*** Given records ***
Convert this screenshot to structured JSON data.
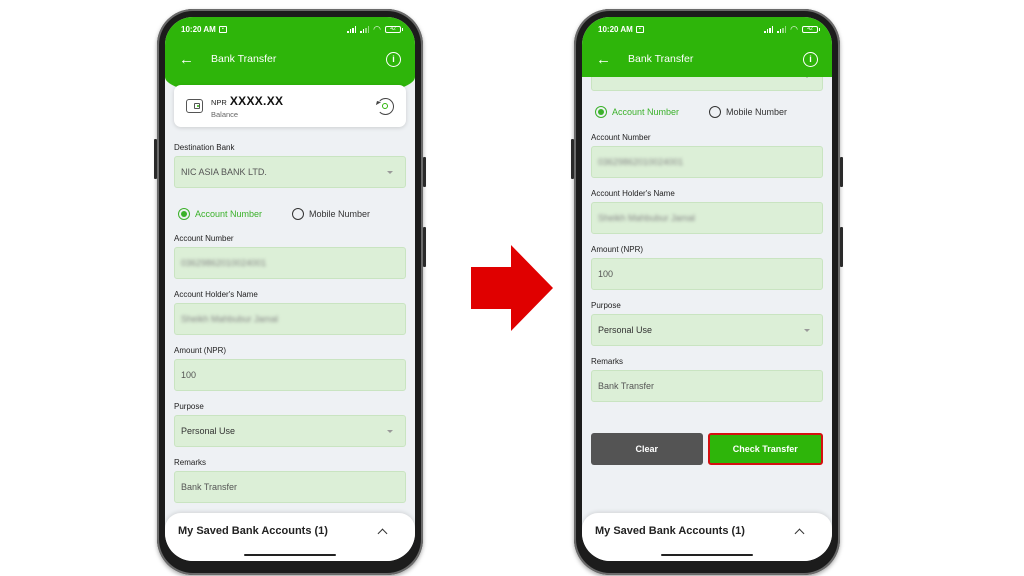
{
  "status_bar": {
    "time": "10:20 AM",
    "battery": "42"
  },
  "app_bar": {
    "title": "Bank Transfer"
  },
  "balance": {
    "currency": "NPR",
    "amount": "XXXX.XX",
    "label": "Balance"
  },
  "form": {
    "destination_bank": {
      "label": "Destination Bank",
      "value": "NIC ASIA BANK LTD."
    },
    "account_type": {
      "options": [
        "Account Number",
        "Mobile Number"
      ],
      "selected": "Account Number"
    },
    "account_number": {
      "label": "Account Number",
      "value": "03629862010024001"
    },
    "account_holder": {
      "label": "Account Holder's Name",
      "value": "Sheikh Mahbubur Jamal"
    },
    "amount": {
      "label": "Amount (NPR)",
      "value": "100"
    },
    "purpose": {
      "label": "Purpose",
      "value": "Personal Use"
    },
    "remarks": {
      "label": "Remarks",
      "value": "Bank Transfer"
    }
  },
  "actions": {
    "clear_label": "Clear",
    "check_label": "Check Transfer"
  },
  "saved_accounts": {
    "title": "My Saved Bank Accounts (1)"
  },
  "colors": {
    "brand_green": "#2eb50a",
    "field_bg": "#dcefd7",
    "highlight_red": "#d41010",
    "arrow_red": "#e00000"
  }
}
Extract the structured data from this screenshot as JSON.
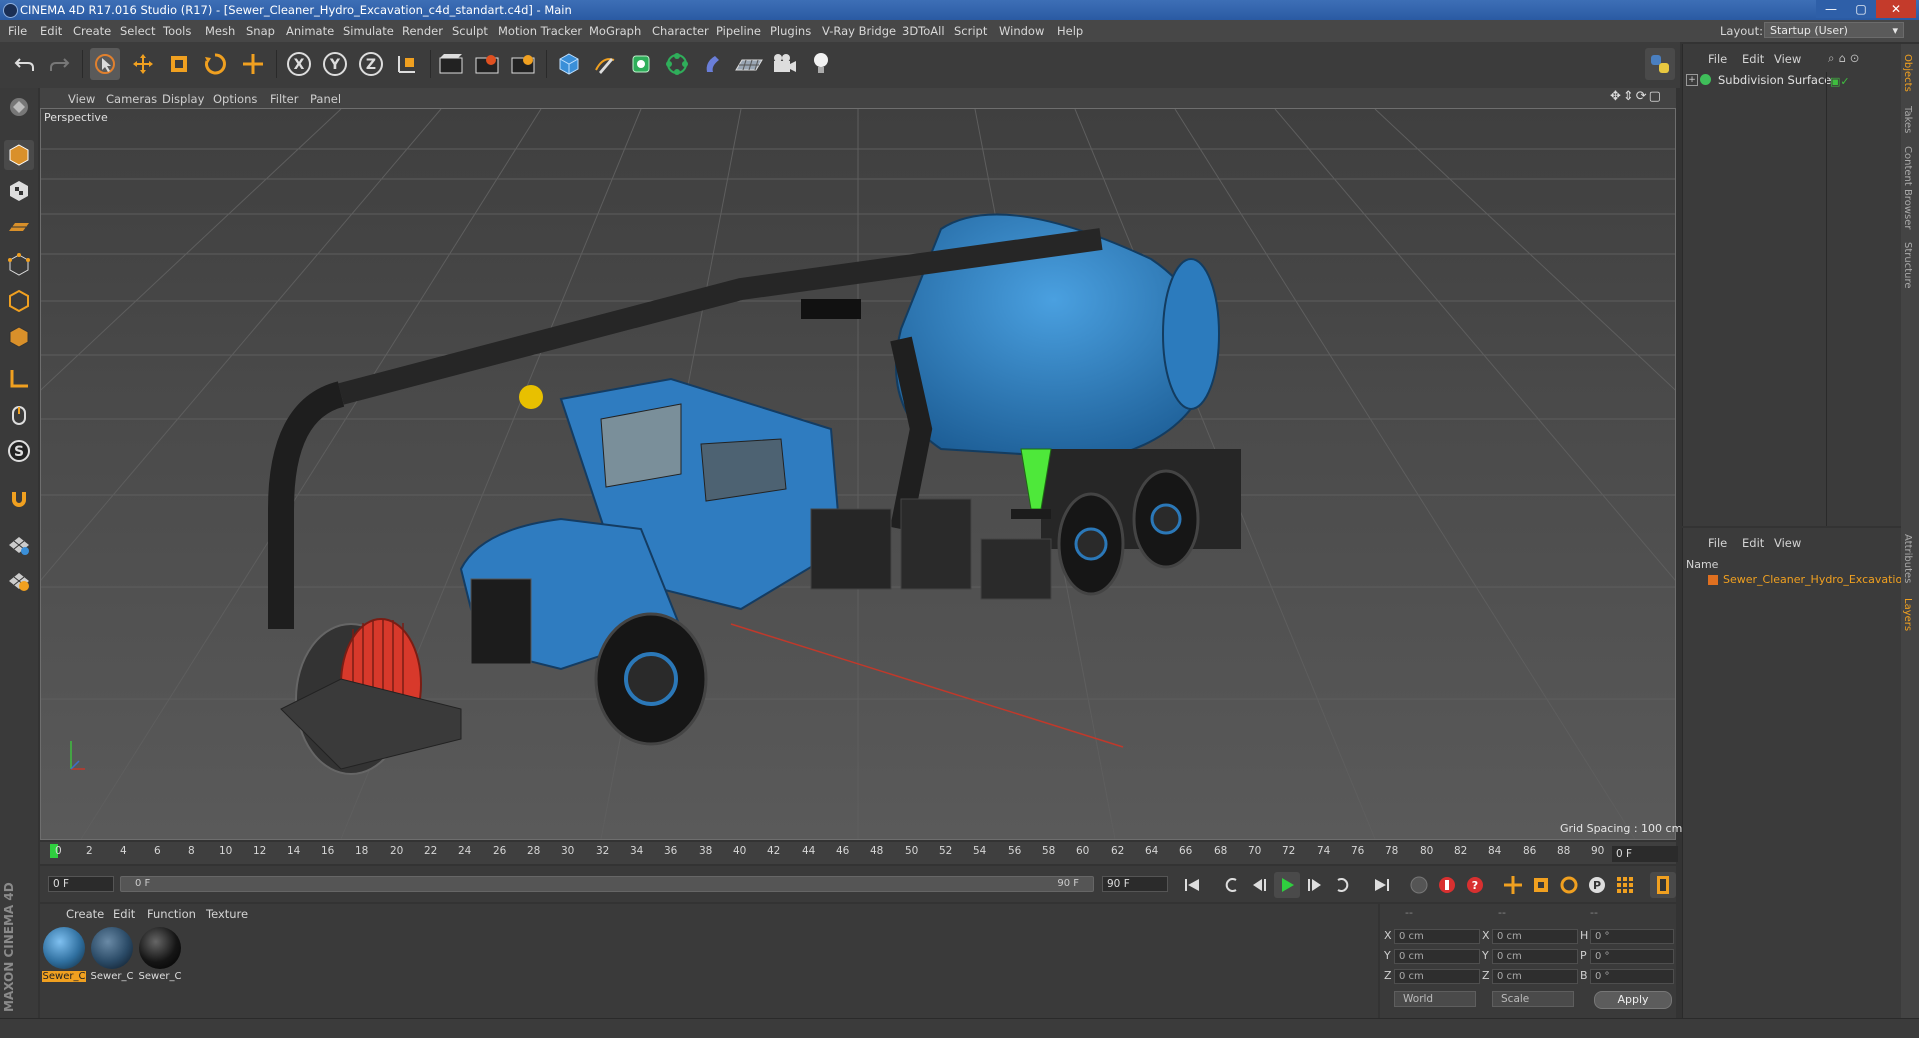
{
  "window": {
    "title": "CINEMA 4D R17.016 Studio (R17) - [Sewer_Cleaner_Hydro_Excavation_c4d_standart.c4d] - Main",
    "controls": {
      "minimize": "—",
      "maximize": "▢",
      "close": "✕"
    }
  },
  "menubar": {
    "items": [
      "File",
      "Edit",
      "Create",
      "Select",
      "Tools",
      "Mesh",
      "Snap",
      "Animate",
      "Simulate",
      "Render",
      "Sculpt",
      "Motion Tracker",
      "MoGraph",
      "Character",
      "Pipeline",
      "Plugins",
      "V-Ray Bridge",
      "3DToAll",
      "Script",
      "Window",
      "Help"
    ],
    "layout_label": "Layout:",
    "layout_value": "Startup (User)"
  },
  "toolbar": {
    "axis_x": "X",
    "axis_y": "Y",
    "axis_z": "Z",
    "icons": [
      "undo-icon",
      "redo-icon",
      "select-arrow-icon",
      "move-icon",
      "scale-icon",
      "rotate-icon",
      "multi-axis-icon",
      "lock-x-icon",
      "lock-y-icon",
      "lock-z-icon",
      "world-coord-icon",
      "render-view-icon",
      "render-picture-icon",
      "render-settings-icon",
      "cube-icon",
      "pen-icon",
      "subdivide-icon",
      "array-icon",
      "deformer-icon",
      "floor-icon",
      "camera-icon",
      "light-icon",
      "python-icon"
    ]
  },
  "viewport": {
    "menu": [
      "View",
      "Cameras",
      "Display",
      "Options",
      "Filter",
      "Panel"
    ],
    "label": "Perspective",
    "grid_spacing": "Grid Spacing : 100 cm"
  },
  "timeline": {
    "ticks": [
      "0",
      "2",
      "4",
      "6",
      "8",
      "10",
      "12",
      "14",
      "16",
      "18",
      "20",
      "22",
      "24",
      "26",
      "28",
      "30",
      "32",
      "34",
      "36",
      "38",
      "40",
      "42",
      "44",
      "46",
      "48",
      "50",
      "52",
      "54",
      "56",
      "58",
      "60",
      "62",
      "64",
      "66",
      "68",
      "70",
      "72",
      "74",
      "76",
      "78",
      "80",
      "82",
      "84",
      "86",
      "88",
      "90"
    ],
    "current_frame": "0 F",
    "start_frame": "0 F",
    "range_start": "0 F",
    "range_end": "90 F",
    "end_frame": "90 F"
  },
  "material_panel": {
    "menu": [
      "Create",
      "Edit",
      "Function",
      "Texture"
    ],
    "materials": [
      {
        "label": "Sewer_C",
        "color": "#2f6f9f",
        "selected": true
      },
      {
        "label": "Sewer_C",
        "color": "#2a4a66",
        "selected": false
      },
      {
        "label": "Sewer_C",
        "color": "#151515",
        "selected": false
      }
    ],
    "logo_text": "MAXON CINEMA 4D"
  },
  "coordinates": {
    "headers": [
      "--",
      "--",
      "--"
    ],
    "rows": [
      {
        "a_label": "X",
        "a_val": "0 cm",
        "b_label": "X",
        "b_val": "0 cm",
        "c_label": "H",
        "c_val": "0 °"
      },
      {
        "a_label": "Y",
        "a_val": "0 cm",
        "b_label": "Y",
        "b_val": "0 cm",
        "c_label": "P",
        "c_val": "0 °"
      },
      {
        "a_label": "Z",
        "a_val": "0 cm",
        "b_label": "Z",
        "b_val": "0 cm",
        "c_label": "B",
        "c_val": "0 °"
      }
    ],
    "mode_world": "World",
    "mode_scale": "Scale",
    "apply": "Apply"
  },
  "object_manager": {
    "menu": [
      "File",
      "Edit",
      "View"
    ],
    "objects": [
      {
        "name": "Subdivision Surface"
      }
    ]
  },
  "layer_manager": {
    "menu": [
      "File",
      "Edit",
      "View"
    ],
    "column": "Name",
    "layers": [
      {
        "name": "Sewer_Cleaner_Hydro_Excavation",
        "color": "#e07020"
      }
    ]
  },
  "side_tabs": [
    "Objects",
    "Takes",
    "Content Browser",
    "Structure",
    "Attributes",
    "Layers"
  ],
  "colors": {
    "accent": "#f0a040",
    "viewport_bg": "#4b4b4b",
    "truck_blue": "#2b78b8",
    "hose_red": "#d8392b",
    "cone_green": "#4ee83a"
  }
}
***
Each record above should be copied character for character, with pictures dropped.

● **Final result**:
Convert this screenshot to structured JSON data.
{
  "status_bar": {
    "time": "10:20 AM",
    "battery": "42"
  },
  "app_bar": {
    "title": "Bank Transfer"
  },
  "balance": {
    "currency": "NPR",
    "amount": "XXXX.XX",
    "label": "Balance"
  },
  "form": {
    "destination_bank": {
      "label": "Destination Bank",
      "value": "NIC ASIA BANK LTD."
    },
    "account_type": {
      "options": [
        "Account Number",
        "Mobile Number"
      ],
      "selected": "Account Number"
    },
    "account_number": {
      "label": "Account Number",
      "value": "03629862010024001"
    },
    "account_holder": {
      "label": "Account Holder's Name",
      "value": "Sheikh Mahbubur Jamal"
    },
    "amount": {
      "label": "Amount (NPR)",
      "value": "100"
    },
    "purpose": {
      "label": "Purpose",
      "value": "Personal Use"
    },
    "remarks": {
      "label": "Remarks",
      "value": "Bank Transfer"
    }
  },
  "actions": {
    "clear_label": "Clear",
    "check_label": "Check Transfer"
  },
  "saved_accounts": {
    "title": "My Saved Bank Accounts (1)"
  },
  "colors": {
    "brand_green": "#2eb50a",
    "field_bg": "#dcefd7",
    "highlight_red": "#d41010",
    "arrow_red": "#e00000"
  }
}
Extract the structured data from this screenshot as JSON.
{
  "window": {
    "title": "CINEMA 4D R17.016 Studio (R17) - [Sewer_Cleaner_Hydro_Excavation_c4d_standart.c4d] - Main",
    "controls": {
      "minimize": "—",
      "maximize": "▢",
      "close": "✕"
    }
  },
  "menubar": {
    "items": [
      "File",
      "Edit",
      "Create",
      "Select",
      "Tools",
      "Mesh",
      "Snap",
      "Animate",
      "Simulate",
      "Render",
      "Sculpt",
      "Motion Tracker",
      "MoGraph",
      "Character",
      "Pipeline",
      "Plugins",
      "V-Ray Bridge",
      "3DToAll",
      "Script",
      "Window",
      "Help"
    ],
    "layout_label": "Layout:",
    "layout_value": "Startup (User)"
  },
  "toolbar": {
    "axis_x": "X",
    "axis_y": "Y",
    "axis_z": "Z",
    "icons": [
      "undo-icon",
      "redo-icon",
      "select-arrow-icon",
      "move-icon",
      "scale-icon",
      "rotate-icon",
      "multi-axis-icon",
      "lock-x-icon",
      "lock-y-icon",
      "lock-z-icon",
      "world-coord-icon",
      "render-view-icon",
      "render-picture-icon",
      "render-settings-icon",
      "cube-icon",
      "pen-icon",
      "subdivide-icon",
      "array-icon",
      "deformer-icon",
      "floor-icon",
      "camera-icon",
      "light-icon",
      "python-icon"
    ]
  },
  "viewport": {
    "menu": [
      "View",
      "Cameras",
      "Display",
      "Options",
      "Filter",
      "Panel"
    ],
    "label": "Perspective",
    "grid_spacing": "Grid Spacing : 100 cm"
  },
  "timeline": {
    "ticks": [
      "0",
      "2",
      "4",
      "6",
      "8",
      "10",
      "12",
      "14",
      "16",
      "18",
      "20",
      "22",
      "24",
      "26",
      "28",
      "30",
      "32",
      "34",
      "36",
      "38",
      "40",
      "42",
      "44",
      "46",
      "48",
      "50",
      "52",
      "54",
      "56",
      "58",
      "60",
      "62",
      "64",
      "66",
      "68",
      "70",
      "72",
      "74",
      "76",
      "78",
      "80",
      "82",
      "84",
      "86",
      "88",
      "90"
    ],
    "current_frame": "0 F",
    "start_frame": "0 F",
    "range_start": "0 F",
    "range_end": "90 F",
    "end_frame": "90 F"
  },
  "material_panel": {
    "menu": [
      "Create",
      "Edit",
      "Function",
      "Texture"
    ],
    "materials": [
      {
        "label": "Sewer_C",
        "color": "#2f6f9f",
        "selected": true
      },
      {
        "label": "Sewer_C",
        "color": "#2a4a66",
        "selected": false
      },
      {
        "label": "Sewer_C",
        "color": "#151515",
        "selected": false
      }
    ],
    "logo_text": "MAXON CINEMA 4D"
  },
  "coordinates": {
    "headers": [
      "--",
      "--",
      "--"
    ],
    "rows": [
      {
        "a_label": "X",
        "a_val": "0 cm",
        "b_label": "X",
        "b_val": "0 cm",
        "c_label": "H",
        "c_val": "0 °"
      },
      {
        "a_label": "Y",
        "a_val": "0 cm",
        "b_label": "Y",
        "b_val": "0 cm",
        "c_label": "P",
        "c_val": "0 °"
      },
      {
        "a_label": "Z",
        "a_val": "0 cm",
        "b_label": "Z",
        "b_val": "0 cm",
        "c_label": "B",
        "c_val": "0 °"
      }
    ],
    "mode_world": "World",
    "mode_scale": "Scale",
    "apply": "Apply"
  },
  "object_manager": {
    "menu": [
      "File",
      "Edit",
      "View"
    ],
    "objects": [
      {
        "name": "Subdivision Surface"
      }
    ]
  },
  "layer_manager": {
    "menu": [
      "File",
      "Edit",
      "View"
    ],
    "column": "Name",
    "layers": [
      {
        "name": "Sewer_Cleaner_Hydro_Excavation",
        "color": "#e07020"
      }
    ]
  },
  "side_tabs": [
    "Objects",
    "Takes",
    "Content Browser",
    "Structure",
    "Attributes",
    "Layers"
  ],
  "colors": {
    "accent": "#f0a040",
    "viewport_bg": "#4b4b4b",
    "truck_blue": "#2b78b8",
    "hose_red": "#d8392b",
    "cone_green": "#4ee83a"
  }
}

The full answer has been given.